● Exercise brief:
Only the number is wanted: how many lines hold the word "type"?

Figure data in JSON:
--*--
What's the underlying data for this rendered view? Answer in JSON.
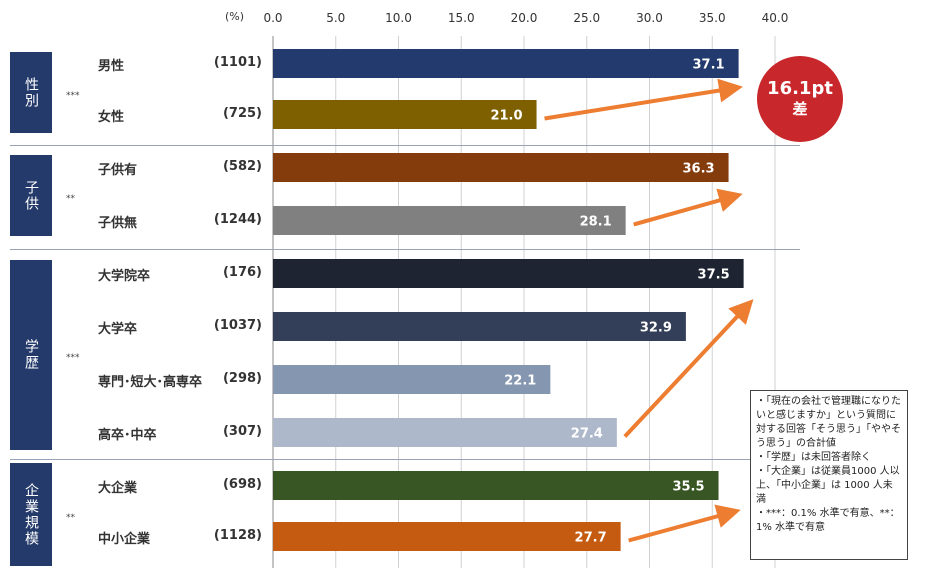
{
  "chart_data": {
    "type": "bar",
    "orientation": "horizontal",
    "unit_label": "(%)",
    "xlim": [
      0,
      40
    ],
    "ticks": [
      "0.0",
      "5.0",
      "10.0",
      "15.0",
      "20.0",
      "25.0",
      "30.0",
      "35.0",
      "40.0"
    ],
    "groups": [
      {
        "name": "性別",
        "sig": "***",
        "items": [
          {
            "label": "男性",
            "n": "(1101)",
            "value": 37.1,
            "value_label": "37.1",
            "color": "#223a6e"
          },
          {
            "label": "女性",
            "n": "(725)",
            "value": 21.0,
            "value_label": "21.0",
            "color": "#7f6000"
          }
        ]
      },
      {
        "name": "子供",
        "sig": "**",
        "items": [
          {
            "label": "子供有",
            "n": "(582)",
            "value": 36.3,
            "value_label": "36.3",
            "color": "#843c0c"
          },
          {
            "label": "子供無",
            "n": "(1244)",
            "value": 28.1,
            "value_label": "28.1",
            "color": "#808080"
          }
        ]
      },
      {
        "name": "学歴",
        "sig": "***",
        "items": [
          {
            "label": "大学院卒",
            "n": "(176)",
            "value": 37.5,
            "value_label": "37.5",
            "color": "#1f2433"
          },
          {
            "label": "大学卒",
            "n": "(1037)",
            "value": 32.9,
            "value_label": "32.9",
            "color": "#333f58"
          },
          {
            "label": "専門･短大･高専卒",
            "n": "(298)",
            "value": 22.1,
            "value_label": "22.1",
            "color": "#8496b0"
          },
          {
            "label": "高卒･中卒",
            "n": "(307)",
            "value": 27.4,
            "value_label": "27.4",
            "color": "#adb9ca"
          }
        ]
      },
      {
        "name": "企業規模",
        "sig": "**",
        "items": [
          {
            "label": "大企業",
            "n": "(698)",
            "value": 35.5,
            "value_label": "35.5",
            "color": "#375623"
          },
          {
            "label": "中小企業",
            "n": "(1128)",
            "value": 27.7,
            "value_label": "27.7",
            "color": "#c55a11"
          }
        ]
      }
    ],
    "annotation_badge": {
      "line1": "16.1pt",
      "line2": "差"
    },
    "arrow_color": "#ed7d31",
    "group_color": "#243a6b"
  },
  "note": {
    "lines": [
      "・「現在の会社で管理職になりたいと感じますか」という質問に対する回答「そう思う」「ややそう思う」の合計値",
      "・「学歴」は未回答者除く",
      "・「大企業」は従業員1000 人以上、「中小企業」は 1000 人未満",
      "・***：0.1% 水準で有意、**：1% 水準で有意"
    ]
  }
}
--*--
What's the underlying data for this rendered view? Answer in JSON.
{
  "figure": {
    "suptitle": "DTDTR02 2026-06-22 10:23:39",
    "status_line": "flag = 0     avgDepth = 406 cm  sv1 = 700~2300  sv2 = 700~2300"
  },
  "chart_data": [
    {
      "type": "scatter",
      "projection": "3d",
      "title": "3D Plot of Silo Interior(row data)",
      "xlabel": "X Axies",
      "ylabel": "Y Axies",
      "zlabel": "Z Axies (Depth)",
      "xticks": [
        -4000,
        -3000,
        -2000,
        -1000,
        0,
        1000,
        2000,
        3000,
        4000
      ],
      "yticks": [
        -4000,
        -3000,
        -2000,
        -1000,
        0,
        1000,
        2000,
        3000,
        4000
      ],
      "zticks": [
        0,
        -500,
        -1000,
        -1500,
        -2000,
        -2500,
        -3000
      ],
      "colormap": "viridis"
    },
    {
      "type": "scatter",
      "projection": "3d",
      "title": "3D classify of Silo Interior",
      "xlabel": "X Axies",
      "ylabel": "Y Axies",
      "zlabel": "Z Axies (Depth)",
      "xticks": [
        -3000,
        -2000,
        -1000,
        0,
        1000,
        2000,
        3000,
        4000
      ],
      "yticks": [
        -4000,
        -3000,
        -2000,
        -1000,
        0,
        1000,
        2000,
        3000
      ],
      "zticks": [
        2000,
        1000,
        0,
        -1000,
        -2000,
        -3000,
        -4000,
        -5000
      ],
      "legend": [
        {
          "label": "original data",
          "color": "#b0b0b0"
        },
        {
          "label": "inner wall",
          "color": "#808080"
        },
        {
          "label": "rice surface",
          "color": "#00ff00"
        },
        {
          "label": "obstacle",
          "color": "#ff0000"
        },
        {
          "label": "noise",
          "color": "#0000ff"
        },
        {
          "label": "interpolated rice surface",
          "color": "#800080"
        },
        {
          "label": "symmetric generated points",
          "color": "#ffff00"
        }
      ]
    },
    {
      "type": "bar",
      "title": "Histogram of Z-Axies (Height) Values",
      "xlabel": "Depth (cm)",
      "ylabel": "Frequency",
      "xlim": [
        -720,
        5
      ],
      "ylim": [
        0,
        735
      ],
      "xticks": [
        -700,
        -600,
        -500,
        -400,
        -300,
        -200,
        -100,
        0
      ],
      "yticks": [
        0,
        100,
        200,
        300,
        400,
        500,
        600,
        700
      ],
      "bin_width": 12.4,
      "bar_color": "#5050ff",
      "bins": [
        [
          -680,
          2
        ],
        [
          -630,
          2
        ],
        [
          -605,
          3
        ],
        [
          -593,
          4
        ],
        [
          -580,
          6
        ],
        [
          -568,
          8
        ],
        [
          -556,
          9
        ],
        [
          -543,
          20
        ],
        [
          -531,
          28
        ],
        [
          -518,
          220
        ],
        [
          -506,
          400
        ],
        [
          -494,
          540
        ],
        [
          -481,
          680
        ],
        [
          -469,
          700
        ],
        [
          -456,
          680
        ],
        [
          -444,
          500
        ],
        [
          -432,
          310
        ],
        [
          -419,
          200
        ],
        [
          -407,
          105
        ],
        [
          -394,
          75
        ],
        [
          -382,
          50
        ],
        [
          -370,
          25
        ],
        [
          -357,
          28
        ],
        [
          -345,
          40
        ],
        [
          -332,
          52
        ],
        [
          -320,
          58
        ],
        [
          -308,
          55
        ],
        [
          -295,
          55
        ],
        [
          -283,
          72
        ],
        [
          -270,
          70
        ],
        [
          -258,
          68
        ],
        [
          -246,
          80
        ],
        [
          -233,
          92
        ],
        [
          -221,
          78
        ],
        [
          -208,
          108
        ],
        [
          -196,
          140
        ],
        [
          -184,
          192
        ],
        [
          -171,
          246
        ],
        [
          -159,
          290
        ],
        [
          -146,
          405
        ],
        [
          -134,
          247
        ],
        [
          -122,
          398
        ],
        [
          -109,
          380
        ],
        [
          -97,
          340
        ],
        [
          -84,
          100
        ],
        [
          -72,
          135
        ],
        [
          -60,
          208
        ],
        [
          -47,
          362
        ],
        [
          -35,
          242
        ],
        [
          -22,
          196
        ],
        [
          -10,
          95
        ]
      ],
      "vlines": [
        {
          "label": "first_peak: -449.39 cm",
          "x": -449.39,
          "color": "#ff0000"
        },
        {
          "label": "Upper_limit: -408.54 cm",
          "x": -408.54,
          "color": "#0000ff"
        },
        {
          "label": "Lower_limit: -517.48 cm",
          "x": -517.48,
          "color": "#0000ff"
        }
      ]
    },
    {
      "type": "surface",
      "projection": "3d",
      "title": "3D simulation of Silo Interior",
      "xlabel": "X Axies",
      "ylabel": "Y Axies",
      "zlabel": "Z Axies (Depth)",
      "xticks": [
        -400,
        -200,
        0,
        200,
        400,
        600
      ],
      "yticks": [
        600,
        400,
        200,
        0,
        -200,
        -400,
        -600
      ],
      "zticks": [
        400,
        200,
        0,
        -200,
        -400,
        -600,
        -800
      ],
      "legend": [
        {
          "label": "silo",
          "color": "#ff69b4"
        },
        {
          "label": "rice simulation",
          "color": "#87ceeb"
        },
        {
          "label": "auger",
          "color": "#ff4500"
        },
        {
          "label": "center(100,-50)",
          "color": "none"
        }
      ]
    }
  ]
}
--*--
● Reply:
5